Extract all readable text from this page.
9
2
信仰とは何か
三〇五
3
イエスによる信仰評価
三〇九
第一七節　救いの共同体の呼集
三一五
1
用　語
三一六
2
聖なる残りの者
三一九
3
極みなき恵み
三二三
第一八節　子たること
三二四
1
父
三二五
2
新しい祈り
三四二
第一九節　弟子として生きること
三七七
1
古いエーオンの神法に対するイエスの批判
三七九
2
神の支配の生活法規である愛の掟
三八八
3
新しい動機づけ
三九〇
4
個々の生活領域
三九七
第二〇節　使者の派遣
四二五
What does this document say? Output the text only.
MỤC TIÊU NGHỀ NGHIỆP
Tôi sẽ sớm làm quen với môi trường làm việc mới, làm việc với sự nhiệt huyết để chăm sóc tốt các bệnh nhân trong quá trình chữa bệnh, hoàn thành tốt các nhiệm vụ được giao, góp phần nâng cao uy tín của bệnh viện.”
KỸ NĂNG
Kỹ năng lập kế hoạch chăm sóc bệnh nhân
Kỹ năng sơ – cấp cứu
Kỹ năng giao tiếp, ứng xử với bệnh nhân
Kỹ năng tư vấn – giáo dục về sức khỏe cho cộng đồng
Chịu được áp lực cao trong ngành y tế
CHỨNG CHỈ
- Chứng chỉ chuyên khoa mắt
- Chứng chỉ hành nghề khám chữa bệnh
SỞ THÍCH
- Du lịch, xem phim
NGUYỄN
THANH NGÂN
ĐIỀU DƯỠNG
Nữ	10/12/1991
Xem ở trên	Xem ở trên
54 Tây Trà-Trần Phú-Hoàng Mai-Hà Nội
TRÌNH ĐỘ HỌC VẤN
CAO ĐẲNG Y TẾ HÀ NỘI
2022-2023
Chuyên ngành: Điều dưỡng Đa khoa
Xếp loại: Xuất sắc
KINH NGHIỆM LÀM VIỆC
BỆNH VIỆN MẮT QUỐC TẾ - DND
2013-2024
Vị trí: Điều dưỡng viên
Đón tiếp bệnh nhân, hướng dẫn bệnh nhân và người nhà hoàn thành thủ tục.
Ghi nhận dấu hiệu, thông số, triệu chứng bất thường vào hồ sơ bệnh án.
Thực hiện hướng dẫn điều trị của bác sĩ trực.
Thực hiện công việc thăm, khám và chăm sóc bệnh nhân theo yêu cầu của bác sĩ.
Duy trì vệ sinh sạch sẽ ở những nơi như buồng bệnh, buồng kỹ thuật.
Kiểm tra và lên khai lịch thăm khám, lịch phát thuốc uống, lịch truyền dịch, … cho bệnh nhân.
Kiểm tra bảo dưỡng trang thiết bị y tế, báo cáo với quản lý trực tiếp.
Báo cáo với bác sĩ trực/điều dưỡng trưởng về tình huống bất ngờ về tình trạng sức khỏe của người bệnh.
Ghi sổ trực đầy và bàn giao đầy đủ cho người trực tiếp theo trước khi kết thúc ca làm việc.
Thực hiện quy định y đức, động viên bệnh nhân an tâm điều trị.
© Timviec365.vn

+++

Pick out each line that holds the string "text".

## Solved exercise
Extract all readable text from this page.
What does this document say? Output the text only.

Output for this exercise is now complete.